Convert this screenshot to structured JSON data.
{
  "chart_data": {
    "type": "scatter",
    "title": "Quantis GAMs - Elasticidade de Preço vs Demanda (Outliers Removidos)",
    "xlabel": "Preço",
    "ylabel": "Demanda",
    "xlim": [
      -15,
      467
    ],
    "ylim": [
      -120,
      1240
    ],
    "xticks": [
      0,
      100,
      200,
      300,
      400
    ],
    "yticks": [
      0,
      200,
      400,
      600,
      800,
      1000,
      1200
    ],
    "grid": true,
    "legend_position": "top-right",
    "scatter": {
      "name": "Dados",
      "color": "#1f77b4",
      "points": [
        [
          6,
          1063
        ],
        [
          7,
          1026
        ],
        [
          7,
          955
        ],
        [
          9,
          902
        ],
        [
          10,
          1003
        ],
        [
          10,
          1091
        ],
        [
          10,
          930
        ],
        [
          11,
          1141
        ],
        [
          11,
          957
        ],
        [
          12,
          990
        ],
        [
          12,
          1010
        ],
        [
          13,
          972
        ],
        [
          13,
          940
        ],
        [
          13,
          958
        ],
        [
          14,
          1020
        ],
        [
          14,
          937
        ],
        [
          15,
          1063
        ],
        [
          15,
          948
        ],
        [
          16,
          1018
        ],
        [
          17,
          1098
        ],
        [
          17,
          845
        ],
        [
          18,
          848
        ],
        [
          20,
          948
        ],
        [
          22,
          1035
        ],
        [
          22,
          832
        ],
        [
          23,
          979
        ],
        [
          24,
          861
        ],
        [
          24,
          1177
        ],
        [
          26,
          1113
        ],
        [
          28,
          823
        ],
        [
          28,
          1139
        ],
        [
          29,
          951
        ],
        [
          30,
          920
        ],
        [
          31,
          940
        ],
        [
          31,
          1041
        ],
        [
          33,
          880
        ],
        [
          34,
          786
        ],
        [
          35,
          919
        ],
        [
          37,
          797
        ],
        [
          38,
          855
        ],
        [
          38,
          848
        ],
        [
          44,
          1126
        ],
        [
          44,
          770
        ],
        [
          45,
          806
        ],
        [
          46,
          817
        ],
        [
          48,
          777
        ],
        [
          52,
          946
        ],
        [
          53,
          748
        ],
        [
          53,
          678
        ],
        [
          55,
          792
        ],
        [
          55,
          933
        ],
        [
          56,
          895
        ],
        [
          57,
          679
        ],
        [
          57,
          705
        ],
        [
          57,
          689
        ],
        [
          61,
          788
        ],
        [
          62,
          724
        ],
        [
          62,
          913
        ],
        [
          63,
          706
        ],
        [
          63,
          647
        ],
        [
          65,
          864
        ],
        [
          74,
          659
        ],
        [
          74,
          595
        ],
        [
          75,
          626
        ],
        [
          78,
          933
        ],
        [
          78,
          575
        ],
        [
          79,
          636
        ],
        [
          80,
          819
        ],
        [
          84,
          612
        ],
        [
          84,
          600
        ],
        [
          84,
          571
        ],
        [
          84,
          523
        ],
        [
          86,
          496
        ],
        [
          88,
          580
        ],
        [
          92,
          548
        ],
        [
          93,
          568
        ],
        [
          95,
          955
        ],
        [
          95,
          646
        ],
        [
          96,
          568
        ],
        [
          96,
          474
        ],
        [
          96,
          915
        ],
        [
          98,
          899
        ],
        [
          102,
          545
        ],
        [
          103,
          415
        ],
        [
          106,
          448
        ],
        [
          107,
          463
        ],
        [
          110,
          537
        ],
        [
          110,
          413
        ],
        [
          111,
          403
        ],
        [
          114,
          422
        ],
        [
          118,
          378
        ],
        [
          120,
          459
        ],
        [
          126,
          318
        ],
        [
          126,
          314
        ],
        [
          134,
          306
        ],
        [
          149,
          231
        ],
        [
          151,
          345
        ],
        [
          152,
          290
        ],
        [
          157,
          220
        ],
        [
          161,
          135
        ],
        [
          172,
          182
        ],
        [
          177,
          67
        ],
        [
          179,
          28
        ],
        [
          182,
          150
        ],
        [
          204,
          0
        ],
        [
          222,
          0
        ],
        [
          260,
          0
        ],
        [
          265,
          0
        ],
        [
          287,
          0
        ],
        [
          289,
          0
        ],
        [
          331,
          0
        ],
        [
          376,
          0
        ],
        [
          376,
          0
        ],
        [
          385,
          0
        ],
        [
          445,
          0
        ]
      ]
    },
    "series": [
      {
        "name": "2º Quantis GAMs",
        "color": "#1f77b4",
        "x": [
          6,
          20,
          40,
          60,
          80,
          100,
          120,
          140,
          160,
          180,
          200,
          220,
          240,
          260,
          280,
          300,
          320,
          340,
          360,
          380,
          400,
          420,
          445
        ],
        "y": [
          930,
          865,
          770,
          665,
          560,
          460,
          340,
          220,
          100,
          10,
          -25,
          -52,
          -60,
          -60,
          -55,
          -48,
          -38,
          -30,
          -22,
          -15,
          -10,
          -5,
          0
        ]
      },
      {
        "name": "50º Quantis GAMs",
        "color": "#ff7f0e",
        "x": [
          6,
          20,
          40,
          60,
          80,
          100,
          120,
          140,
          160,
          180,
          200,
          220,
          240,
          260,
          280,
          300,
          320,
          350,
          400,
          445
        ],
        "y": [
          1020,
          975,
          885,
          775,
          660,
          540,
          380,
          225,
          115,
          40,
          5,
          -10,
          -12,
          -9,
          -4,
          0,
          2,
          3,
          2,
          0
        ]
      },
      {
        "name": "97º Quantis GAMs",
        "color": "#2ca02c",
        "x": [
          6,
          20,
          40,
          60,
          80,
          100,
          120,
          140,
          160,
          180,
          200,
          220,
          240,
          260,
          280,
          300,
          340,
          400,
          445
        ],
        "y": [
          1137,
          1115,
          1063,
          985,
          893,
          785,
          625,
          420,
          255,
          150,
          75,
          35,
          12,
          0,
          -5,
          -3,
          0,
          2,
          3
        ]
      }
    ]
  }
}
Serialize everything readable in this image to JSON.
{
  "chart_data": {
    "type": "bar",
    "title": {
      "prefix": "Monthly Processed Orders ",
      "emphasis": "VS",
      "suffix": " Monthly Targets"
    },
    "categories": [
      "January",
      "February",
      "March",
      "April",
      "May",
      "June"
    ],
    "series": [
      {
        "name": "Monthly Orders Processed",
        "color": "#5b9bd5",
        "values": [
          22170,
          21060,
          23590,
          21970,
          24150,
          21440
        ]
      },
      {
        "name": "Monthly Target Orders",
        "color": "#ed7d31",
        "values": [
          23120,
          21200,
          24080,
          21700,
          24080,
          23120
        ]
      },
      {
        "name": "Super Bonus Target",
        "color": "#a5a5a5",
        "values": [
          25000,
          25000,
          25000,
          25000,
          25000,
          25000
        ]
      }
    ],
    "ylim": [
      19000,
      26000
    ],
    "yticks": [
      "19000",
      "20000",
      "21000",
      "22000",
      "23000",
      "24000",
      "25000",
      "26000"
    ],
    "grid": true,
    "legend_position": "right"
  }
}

□ □ □ □ □ □ □

### [Directions for this task]
Make an exact copy of the material above.

### [Response below]
Convert this screenshot to structured JSON data.
{
  "chart_data": {
    "type": "scatter",
    "title": "Quantis GAMs - Elasticidade de Preço vs Demanda (Outliers Removidos)",
    "xlabel": "Preço",
    "ylabel": "Demanda",
    "xlim": [
      -15,
      467
    ],
    "ylim": [
      -120,
      1240
    ],
    "xticks": [
      0,
      100,
      200,
      300,
      400
    ],
    "yticks": [
      0,
      200,
      400,
      600,
      800,
      1000,
      1200
    ],
    "grid": true,
    "legend_position": "top-right",
    "scatter": {
      "name": "Dados",
      "color": "#1f77b4",
      "points": [
        [
          6,
          1063
        ],
        [
          7,
          1026
        ],
        [
          7,
          955
        ],
        [
          9,
          902
        ],
        [
          10,
          1003
        ],
        [
          10,
          1091
        ],
        [
          10,
          930
        ],
        [
          11,
          1141
        ],
        [
          11,
          957
        ],
        [
          12,
          990
        ],
        [
          12,
          1010
        ],
        [
          13,
          972
        ],
        [
          13,
          940
        ],
        [
          13,
          958
        ],
        [
          14,
          1020
        ],
        [
          14,
          937
        ],
        [
          15,
          1063
        ],
        [
          15,
          948
        ],
        [
          16,
          1018
        ],
        [
          17,
          1098
        ],
        [
          17,
          845
        ],
        [
          18,
          848
        ],
        [
          20,
          948
        ],
        [
          22,
          1035
        ],
        [
          22,
          832
        ],
        [
          23,
          979
        ],
        [
          24,
          861
        ],
        [
          24,
          1177
        ],
        [
          26,
          1113
        ],
        [
          28,
          823
        ],
        [
          28,
          1139
        ],
        [
          29,
          951
        ],
        [
          30,
          920
        ],
        [
          31,
          940
        ],
        [
          31,
          1041
        ],
        [
          33,
          880
        ],
        [
          34,
          786
        ],
        [
          35,
          919
        ],
        [
          37,
          797
        ],
        [
          38,
          855
        ],
        [
          38,
          848
        ],
        [
          44,
          1126
        ],
        [
          44,
          770
        ],
        [
          45,
          806
        ],
        [
          46,
          817
        ],
        [
          48,
          777
        ],
        [
          52,
          946
        ],
        [
          53,
          748
        ],
        [
          53,
          678
        ],
        [
          55,
          792
        ],
        [
          55,
          933
        ],
        [
          56,
          895
        ],
        [
          57,
          679
        ],
        [
          57,
          705
        ],
        [
          57,
          689
        ],
        [
          61,
          788
        ],
        [
          62,
          724
        ],
        [
          62,
          913
        ],
        [
          63,
          706
        ],
        [
          63,
          647
        ],
        [
          65,
          864
        ],
        [
          74,
          659
        ],
        [
          74,
          595
        ],
        [
          75,
          626
        ],
        [
          78,
          933
        ],
        [
          78,
          575
        ],
        [
          79,
          636
        ],
        [
          80,
          819
        ],
        [
          84,
          612
        ],
        [
          84,
          600
        ],
        [
          84,
          571
        ],
        [
          84,
          523
        ],
        [
          86,
          496
        ],
        [
          88,
          580
        ],
        [
          92,
          548
        ],
        [
          93,
          568
        ],
        [
          95,
          955
        ],
        [
          95,
          646
        ],
        [
          96,
          568
        ],
        [
          96,
          474
        ],
        [
          96,
          915
        ],
        [
          98,
          899
        ],
        [
          102,
          545
        ],
        [
          103,
          415
        ],
        [
          106,
          448
        ],
        [
          107,
          463
        ],
        [
          110,
          537
        ],
        [
          110,
          413
        ],
        [
          111,
          403
        ],
        [
          114,
          422
        ],
        [
          118,
          378
        ],
        [
          120,
          459
        ],
        [
          126,
          318
        ],
        [
          126,
          314
        ],
        [
          134,
          306
        ],
        [
          149,
          231
        ],
        [
          151,
          345
        ],
        [
          152,
          290
        ],
        [
          157,
          220
        ],
        [
          161,
          135
        ],
        [
          172,
          182
        ],
        [
          177,
          67
        ],
        [
          179,
          28
        ],
        [
          182,
          150
        ],
        [
          204,
          0
        ],
        [
          222,
          0
        ],
        [
          260,
          0
        ],
        [
          265,
          0
        ],
        [
          287,
          0
        ],
        [
          289,
          0
        ],
        [
          331,
          0
        ],
        [
          376,
          0
        ],
        [
          376,
          0
        ],
        [
          385,
          0
        ],
        [
          445,
          0
        ]
      ]
    },
    "series": [
      {
        "name": "2º Quantis GAMs",
        "color": "#1f77b4",
        "x": [
          6,
          20,
          40,
          60,
          80,
          100,
          120,
          140,
          160,
          180,
          200,
          220,
          240,
          260,
          280,
          300,
          320,
          340,
          360,
          380,
          400,
          420,
          445
        ],
        "y": [
          930,
          865,
          770,
          665,
          560,
          460,
          340,
          220,
          100,
          10,
          -25,
          -52,
          -60,
          -60,
          -55,
          -48,
          -38,
          -30,
          -22,
          -15,
          -10,
          -5,
          0
        ]
      },
      {
        "name": "50º Quantis GAMs",
        "color": "#ff7f0e",
        "x": [
          6,
          20,
          40,
          60,
          80,
          100,
          120,
          140,
          160,
          180,
          200,
          220,
          240,
          260,
          280,
          300,
          320,
          350,
          400,
          445
        ],
        "y": [
          1020,
          975,
          885,
          775,
          660,
          540,
          380,
          225,
          115,
          40,
          5,
          -10,
          -12,
          -9,
          -4,
          0,
          2,
          3,
          2,
          0
        ]
      },
      {
        "name": "97º Quantis GAMs",
        "color": "#2ca02c",
        "x": [
          6,
          20,
          40,
          60,
          80,
          100,
          120,
          140,
          160,
          180,
          200,
          220,
          240,
          260,
          280,
          300,
          340,
          400,
          445
        ],
        "y": [
          1137,
          1115,
          1063,
          985,
          893,
          785,
          625,
          420,
          255,
          150,
          75,
          35,
          12,
          0,
          -5,
          -3,
          0,
          2,
          3
        ]
      }
    ]
  }
}
Serialize everything readable in this image to JSON.
{
  "chart_data": {
    "type": "bar",
    "title": {
      "prefix": "Monthly Processed Orders ",
      "emphasis": "VS",
      "suffix": " Monthly Targets"
    },
    "categories": [
      "January",
      "February",
      "March",
      "April",
      "May",
      "June"
    ],
    "series": [
      {
        "name": "Monthly Orders Processed",
        "color": "#5b9bd5",
        "values": [
          22170,
          21060,
          23590,
          21970,
          24150,
          21440
        ]
      },
      {
        "name": "Monthly Target Orders",
        "color": "#ed7d31",
        "values": [
          23120,
          21200,
          24080,
          21700,
          24080,
          23120
        ]
      },
      {
        "name": "Super Bonus Target",
        "color": "#a5a5a5",
        "values": [
          25000,
          25000,
          25000,
          25000,
          25000,
          25000
        ]
      }
    ],
    "ylim": [
      19000,
      26000
    ],
    "yticks": [
      "19000",
      "20000",
      "21000",
      "22000",
      "23000",
      "24000",
      "25000",
      "26000"
    ],
    "grid": true,
    "legend_position": "right"
  }
}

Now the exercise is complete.